Stated problem →
Collect every line below that contains the word "right".

Recorded information →
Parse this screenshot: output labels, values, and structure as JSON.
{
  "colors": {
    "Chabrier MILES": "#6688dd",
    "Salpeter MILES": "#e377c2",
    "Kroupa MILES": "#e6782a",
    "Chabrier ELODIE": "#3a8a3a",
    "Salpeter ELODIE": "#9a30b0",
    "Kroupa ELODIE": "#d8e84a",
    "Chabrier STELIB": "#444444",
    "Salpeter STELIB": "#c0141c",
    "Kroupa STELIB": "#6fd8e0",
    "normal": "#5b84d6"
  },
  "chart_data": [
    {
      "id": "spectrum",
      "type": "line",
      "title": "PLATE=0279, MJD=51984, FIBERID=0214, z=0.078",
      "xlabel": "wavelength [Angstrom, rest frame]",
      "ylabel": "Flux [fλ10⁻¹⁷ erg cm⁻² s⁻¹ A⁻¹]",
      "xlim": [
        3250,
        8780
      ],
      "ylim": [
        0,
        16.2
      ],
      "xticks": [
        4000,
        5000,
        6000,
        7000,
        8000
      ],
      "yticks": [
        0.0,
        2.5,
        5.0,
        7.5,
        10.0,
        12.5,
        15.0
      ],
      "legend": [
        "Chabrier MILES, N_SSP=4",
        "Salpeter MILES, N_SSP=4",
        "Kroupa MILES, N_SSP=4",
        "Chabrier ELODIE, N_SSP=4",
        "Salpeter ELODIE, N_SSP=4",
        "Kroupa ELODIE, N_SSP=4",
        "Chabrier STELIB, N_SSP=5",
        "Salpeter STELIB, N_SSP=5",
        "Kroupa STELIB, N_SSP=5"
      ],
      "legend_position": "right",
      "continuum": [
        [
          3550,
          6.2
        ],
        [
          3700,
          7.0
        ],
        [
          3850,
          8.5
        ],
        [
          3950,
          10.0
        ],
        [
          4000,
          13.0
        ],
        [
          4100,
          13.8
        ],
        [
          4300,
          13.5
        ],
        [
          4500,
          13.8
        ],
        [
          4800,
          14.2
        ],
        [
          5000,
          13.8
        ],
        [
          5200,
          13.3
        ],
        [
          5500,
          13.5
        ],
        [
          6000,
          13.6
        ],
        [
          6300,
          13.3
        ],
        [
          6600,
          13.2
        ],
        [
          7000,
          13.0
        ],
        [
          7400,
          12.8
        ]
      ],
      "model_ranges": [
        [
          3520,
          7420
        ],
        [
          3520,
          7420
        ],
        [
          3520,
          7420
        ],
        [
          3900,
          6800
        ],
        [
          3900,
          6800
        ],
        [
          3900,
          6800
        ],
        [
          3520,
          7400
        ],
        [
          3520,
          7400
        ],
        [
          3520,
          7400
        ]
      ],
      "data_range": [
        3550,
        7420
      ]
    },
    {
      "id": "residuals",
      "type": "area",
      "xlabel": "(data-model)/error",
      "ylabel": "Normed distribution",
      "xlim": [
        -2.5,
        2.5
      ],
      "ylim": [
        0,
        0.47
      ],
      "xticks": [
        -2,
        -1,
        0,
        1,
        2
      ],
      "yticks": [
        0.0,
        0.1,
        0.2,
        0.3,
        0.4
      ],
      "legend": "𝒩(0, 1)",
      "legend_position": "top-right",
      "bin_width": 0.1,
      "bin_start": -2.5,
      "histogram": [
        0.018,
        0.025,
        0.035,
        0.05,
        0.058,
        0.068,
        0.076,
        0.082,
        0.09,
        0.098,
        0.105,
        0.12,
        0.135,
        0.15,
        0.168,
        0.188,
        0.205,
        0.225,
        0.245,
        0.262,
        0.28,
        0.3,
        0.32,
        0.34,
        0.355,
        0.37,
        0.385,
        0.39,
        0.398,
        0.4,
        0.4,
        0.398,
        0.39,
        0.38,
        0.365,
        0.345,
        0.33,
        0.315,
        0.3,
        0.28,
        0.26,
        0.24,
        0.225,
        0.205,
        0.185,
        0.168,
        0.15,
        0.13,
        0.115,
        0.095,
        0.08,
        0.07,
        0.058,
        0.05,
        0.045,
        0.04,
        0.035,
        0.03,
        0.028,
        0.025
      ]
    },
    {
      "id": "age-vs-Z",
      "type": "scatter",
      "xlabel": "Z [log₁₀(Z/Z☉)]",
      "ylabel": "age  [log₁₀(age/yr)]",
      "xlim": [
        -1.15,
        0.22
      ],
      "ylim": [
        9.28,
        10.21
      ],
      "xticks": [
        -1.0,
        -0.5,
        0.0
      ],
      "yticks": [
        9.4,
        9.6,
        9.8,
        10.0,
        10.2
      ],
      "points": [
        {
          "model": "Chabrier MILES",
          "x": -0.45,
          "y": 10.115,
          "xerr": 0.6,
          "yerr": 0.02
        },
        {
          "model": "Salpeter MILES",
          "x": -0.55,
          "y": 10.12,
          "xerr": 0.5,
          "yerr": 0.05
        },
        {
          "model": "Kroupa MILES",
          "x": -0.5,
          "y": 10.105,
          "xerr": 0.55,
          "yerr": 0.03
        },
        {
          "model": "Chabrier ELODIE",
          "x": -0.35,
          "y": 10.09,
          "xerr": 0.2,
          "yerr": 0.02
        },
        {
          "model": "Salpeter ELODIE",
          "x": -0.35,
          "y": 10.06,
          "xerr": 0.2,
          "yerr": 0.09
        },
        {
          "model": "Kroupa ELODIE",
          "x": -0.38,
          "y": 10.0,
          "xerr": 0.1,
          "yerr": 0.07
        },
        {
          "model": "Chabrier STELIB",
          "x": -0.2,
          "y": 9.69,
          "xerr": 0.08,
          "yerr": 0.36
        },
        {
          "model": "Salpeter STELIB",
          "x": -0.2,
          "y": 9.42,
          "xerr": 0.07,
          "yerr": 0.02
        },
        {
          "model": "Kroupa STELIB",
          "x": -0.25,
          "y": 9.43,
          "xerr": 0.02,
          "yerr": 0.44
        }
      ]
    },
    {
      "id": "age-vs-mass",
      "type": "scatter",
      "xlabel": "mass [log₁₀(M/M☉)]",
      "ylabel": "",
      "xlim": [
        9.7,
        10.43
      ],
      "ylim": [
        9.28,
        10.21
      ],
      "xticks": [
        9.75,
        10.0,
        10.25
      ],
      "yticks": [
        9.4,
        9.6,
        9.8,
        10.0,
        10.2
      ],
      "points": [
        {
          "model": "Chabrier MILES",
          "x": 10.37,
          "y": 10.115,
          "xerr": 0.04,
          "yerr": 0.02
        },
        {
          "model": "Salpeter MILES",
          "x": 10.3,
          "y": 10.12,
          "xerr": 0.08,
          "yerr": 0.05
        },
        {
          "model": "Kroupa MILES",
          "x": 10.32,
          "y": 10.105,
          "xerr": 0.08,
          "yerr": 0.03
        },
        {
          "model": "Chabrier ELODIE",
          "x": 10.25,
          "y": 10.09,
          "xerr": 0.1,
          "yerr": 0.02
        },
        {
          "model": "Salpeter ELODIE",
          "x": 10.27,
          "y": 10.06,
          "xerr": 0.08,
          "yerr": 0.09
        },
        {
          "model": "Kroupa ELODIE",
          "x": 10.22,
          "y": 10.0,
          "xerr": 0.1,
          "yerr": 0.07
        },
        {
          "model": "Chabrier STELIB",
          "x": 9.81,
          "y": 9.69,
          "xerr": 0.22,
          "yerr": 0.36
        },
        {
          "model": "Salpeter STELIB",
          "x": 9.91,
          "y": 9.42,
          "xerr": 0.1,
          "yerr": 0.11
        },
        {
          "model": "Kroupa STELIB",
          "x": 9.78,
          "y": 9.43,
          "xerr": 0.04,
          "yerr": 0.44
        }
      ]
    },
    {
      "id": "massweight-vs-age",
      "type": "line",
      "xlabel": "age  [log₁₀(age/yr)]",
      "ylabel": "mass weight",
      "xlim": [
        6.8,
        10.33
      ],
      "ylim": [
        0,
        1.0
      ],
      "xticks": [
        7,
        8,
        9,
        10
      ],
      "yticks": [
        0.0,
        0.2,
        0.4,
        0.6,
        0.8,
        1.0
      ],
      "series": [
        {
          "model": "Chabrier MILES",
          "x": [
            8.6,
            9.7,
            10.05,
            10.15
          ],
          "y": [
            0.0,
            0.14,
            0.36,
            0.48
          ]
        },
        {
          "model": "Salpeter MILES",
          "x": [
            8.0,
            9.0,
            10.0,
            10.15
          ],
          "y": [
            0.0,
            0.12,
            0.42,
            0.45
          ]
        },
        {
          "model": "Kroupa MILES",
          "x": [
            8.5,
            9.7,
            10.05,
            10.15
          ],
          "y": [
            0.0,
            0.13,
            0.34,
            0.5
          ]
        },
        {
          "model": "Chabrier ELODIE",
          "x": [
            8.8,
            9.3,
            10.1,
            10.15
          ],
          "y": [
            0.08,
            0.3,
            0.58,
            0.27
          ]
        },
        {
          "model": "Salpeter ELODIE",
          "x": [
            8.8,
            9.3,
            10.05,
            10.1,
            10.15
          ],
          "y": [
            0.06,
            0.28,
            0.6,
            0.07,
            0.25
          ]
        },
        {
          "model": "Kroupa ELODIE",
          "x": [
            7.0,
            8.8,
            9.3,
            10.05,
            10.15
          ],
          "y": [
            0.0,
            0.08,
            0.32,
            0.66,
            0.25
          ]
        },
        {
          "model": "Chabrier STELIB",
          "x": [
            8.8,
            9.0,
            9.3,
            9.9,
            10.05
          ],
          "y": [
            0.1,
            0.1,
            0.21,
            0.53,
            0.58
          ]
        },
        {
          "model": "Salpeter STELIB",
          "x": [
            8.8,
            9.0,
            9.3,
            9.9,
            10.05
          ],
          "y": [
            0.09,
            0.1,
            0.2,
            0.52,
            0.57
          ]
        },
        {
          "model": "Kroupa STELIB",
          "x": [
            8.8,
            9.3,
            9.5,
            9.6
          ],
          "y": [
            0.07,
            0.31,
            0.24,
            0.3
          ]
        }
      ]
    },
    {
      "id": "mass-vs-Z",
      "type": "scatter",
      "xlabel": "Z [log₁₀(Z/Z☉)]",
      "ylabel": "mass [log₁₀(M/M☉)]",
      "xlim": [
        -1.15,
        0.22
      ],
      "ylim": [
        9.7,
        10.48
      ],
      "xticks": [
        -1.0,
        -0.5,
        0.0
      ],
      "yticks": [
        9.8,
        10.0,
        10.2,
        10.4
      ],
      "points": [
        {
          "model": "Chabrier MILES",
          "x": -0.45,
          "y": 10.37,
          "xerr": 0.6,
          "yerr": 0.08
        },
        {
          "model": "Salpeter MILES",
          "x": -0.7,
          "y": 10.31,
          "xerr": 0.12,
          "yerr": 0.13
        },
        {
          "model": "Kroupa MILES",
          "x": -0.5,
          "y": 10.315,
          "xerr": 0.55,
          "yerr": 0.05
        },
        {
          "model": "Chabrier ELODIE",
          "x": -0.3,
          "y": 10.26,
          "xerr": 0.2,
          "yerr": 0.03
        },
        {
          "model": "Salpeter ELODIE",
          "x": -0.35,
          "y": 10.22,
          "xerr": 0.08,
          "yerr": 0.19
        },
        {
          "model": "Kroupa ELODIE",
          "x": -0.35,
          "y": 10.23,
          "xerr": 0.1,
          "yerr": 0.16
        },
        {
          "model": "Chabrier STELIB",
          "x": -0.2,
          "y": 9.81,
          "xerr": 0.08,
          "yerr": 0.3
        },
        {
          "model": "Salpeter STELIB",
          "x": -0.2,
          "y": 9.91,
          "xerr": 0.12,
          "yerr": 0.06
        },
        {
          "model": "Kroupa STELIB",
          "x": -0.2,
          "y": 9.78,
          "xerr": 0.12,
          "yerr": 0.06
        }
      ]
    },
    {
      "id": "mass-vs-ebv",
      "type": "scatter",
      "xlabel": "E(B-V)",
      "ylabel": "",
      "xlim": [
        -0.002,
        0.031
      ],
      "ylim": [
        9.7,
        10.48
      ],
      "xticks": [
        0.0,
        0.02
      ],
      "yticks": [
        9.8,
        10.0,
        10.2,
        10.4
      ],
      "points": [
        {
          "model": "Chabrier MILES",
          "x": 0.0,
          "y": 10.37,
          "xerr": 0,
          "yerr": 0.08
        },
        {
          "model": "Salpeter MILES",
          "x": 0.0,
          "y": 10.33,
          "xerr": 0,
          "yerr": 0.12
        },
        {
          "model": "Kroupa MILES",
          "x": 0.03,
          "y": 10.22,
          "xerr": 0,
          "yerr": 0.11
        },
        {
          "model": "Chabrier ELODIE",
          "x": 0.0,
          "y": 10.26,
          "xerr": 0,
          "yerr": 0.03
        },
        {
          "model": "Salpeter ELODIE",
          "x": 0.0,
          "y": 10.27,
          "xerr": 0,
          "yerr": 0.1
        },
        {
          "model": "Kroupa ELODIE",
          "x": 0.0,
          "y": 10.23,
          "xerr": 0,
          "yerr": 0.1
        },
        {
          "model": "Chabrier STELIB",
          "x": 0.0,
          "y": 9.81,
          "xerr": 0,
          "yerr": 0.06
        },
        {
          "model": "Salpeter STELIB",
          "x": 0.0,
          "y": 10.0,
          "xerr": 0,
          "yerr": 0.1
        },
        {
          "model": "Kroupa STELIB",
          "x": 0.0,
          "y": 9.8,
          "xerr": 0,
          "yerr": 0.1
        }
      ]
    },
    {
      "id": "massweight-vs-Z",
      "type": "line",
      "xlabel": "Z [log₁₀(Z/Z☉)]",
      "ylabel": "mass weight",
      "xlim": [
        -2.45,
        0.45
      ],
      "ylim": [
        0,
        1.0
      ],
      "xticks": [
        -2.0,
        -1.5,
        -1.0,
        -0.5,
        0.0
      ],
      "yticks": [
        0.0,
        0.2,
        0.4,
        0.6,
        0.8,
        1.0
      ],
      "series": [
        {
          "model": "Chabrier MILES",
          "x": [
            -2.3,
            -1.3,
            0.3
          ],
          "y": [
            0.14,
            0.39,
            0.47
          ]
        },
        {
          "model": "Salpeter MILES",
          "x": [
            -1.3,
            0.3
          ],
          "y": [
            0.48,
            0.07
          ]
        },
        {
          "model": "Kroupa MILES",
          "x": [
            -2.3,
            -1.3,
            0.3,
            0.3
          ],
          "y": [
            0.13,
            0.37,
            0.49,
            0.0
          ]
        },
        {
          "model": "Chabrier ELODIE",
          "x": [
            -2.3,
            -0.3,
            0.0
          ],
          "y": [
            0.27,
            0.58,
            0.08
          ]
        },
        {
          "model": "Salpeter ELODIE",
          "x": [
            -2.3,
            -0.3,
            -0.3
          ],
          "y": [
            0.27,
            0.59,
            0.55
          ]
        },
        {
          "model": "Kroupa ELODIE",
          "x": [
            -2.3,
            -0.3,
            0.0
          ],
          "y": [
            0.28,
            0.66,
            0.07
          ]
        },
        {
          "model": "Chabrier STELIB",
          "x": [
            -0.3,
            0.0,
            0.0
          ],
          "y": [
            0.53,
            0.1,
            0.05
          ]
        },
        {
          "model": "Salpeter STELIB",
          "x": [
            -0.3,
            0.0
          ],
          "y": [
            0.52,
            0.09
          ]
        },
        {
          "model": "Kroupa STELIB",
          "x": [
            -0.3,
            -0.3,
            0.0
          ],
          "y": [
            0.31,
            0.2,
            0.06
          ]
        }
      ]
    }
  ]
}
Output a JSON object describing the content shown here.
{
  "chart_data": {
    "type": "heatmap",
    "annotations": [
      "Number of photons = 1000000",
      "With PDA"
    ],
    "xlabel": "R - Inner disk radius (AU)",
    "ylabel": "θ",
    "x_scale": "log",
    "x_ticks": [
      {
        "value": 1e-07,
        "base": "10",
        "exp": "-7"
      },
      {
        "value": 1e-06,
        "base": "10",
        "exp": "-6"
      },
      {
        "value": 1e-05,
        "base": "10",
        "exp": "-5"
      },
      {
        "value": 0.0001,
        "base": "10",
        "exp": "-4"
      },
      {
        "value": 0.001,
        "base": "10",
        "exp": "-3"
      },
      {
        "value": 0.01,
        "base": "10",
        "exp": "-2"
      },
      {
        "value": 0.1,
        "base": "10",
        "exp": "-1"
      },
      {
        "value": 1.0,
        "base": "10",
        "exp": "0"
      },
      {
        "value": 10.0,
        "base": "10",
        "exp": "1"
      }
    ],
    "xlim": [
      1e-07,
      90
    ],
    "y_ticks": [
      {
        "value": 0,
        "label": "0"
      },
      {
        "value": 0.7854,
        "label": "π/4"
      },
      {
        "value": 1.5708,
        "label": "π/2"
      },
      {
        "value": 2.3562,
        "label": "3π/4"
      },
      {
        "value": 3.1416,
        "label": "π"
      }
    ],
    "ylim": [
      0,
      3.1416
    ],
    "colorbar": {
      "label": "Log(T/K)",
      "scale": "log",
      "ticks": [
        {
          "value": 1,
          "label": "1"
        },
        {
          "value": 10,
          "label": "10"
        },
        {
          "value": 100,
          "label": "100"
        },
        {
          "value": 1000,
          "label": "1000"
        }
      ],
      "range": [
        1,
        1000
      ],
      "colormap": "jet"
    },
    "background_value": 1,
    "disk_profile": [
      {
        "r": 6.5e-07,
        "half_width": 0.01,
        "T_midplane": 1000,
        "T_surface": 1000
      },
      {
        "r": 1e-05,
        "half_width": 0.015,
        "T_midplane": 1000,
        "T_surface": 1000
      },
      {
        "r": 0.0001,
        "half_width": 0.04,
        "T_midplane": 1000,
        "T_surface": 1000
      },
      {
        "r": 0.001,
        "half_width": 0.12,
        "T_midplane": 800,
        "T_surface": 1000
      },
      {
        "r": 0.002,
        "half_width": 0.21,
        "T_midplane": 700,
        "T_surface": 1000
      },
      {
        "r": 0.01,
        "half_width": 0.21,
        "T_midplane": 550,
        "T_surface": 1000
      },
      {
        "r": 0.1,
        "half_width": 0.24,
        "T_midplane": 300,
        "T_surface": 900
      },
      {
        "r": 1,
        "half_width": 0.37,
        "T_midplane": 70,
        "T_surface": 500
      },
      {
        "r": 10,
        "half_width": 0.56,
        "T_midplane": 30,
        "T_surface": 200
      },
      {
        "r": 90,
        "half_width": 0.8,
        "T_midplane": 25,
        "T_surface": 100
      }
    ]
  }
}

Response to the exercise →
      "legend_position": "right",
      "legend_position": "top-right",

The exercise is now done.